----- Data shown

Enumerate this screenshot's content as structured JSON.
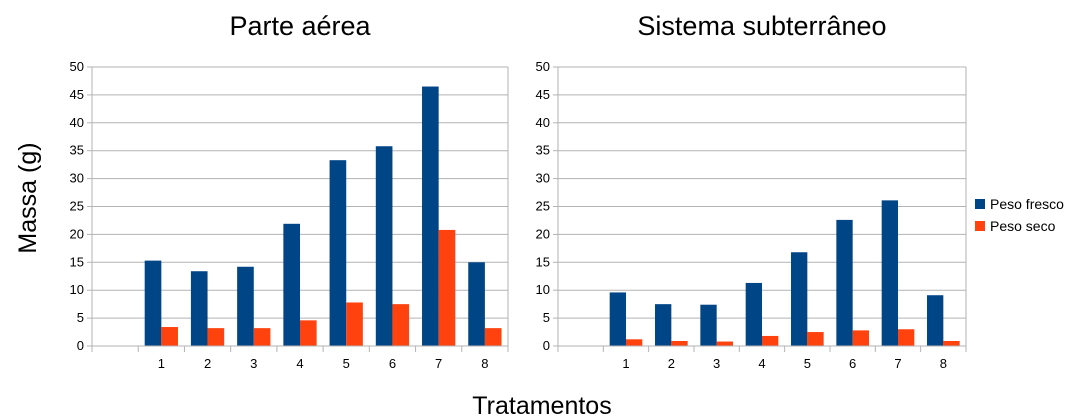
{
  "shared": {
    "ylabel": "Massa (g)",
    "xlabel": "Tratamentos",
    "legend": [
      {
        "name": "Peso fresco",
        "color": "#004586"
      },
      {
        "name": "Peso seco",
        "color": "#ff420e"
      }
    ]
  },
  "chart_data": [
    {
      "type": "bar",
      "title": "Parte aérea",
      "categories": [
        "1",
        "2",
        "3",
        "4",
        "5",
        "6",
        "7",
        "8"
      ],
      "ylim": [
        0,
        50
      ],
      "yticks": [
        "0",
        "5",
        "10",
        "15",
        "20",
        "25",
        "30",
        "35",
        "40",
        "45",
        "50"
      ],
      "grid": true,
      "legend_position": "right",
      "series": [
        {
          "name": "Peso fresco",
          "color": "#004586",
          "values": [
            15.3,
            13.4,
            14.2,
            21.9,
            33.3,
            35.8,
            46.5,
            15.0
          ]
        },
        {
          "name": "Peso seco",
          "color": "#ff420e",
          "values": [
            3.4,
            3.2,
            3.2,
            4.6,
            7.8,
            7.5,
            20.8,
            3.2
          ]
        }
      ]
    },
    {
      "type": "bar",
      "title": "Sistema subterrâneo",
      "categories": [
        "1",
        "2",
        "3",
        "4",
        "5",
        "6",
        "7",
        "8"
      ],
      "ylim": [
        0,
        50
      ],
      "yticks": [
        "0",
        "5",
        "10",
        "15",
        "20",
        "25",
        "30",
        "35",
        "40",
        "45",
        "50"
      ],
      "grid": true,
      "legend_position": "right",
      "series": [
        {
          "name": "Peso fresco",
          "color": "#004586",
          "values": [
            9.6,
            7.5,
            7.4,
            11.3,
            16.8,
            22.6,
            26.1,
            9.1
          ]
        },
        {
          "name": "Peso seco",
          "color": "#ff420e",
          "values": [
            1.2,
            0.9,
            0.8,
            1.8,
            2.5,
            2.8,
            3.0,
            0.9
          ]
        }
      ]
    }
  ]
}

----------

▶ [Exercise task] Are you able to set down all the lines above exactly, without any pictures?

▶ [Reply]
Enumerate this screenshot's content as structured JSON.
{
  "shared": {
    "ylabel": "Massa (g)",
    "xlabel": "Tratamentos",
    "legend": [
      {
        "name": "Peso fresco",
        "color": "#004586"
      },
      {
        "name": "Peso seco",
        "color": "#ff420e"
      }
    ]
  },
  "chart_data": [
    {
      "type": "bar",
      "title": "Parte aérea",
      "categories": [
        "1",
        "2",
        "3",
        "4",
        "5",
        "6",
        "7",
        "8"
      ],
      "ylim": [
        0,
        50
      ],
      "yticks": [
        "0",
        "5",
        "10",
        "15",
        "20",
        "25",
        "30",
        "35",
        "40",
        "45",
        "50"
      ],
      "grid": true,
      "legend_position": "right",
      "series": [
        {
          "name": "Peso fresco",
          "color": "#004586",
          "values": [
            15.3,
            13.4,
            14.2,
            21.9,
            33.3,
            35.8,
            46.5,
            15.0
          ]
        },
        {
          "name": "Peso seco",
          "color": "#ff420e",
          "values": [
            3.4,
            3.2,
            3.2,
            4.6,
            7.8,
            7.5,
            20.8,
            3.2
          ]
        }
      ]
    },
    {
      "type": "bar",
      "title": "Sistema subterrâneo",
      "categories": [
        "1",
        "2",
        "3",
        "4",
        "5",
        "6",
        "7",
        "8"
      ],
      "ylim": [
        0,
        50
      ],
      "yticks": [
        "0",
        "5",
        "10",
        "15",
        "20",
        "25",
        "30",
        "35",
        "40",
        "45",
        "50"
      ],
      "grid": true,
      "legend_position": "right",
      "series": [
        {
          "name": "Peso fresco",
          "color": "#004586",
          "values": [
            9.6,
            7.5,
            7.4,
            11.3,
            16.8,
            22.6,
            26.1,
            9.1
          ]
        },
        {
          "name": "Peso seco",
          "color": "#ff420e",
          "values": [
            1.2,
            0.9,
            0.8,
            1.8,
            2.5,
            2.8,
            3.0,
            0.9
          ]
        }
      ]
    }
  ]
}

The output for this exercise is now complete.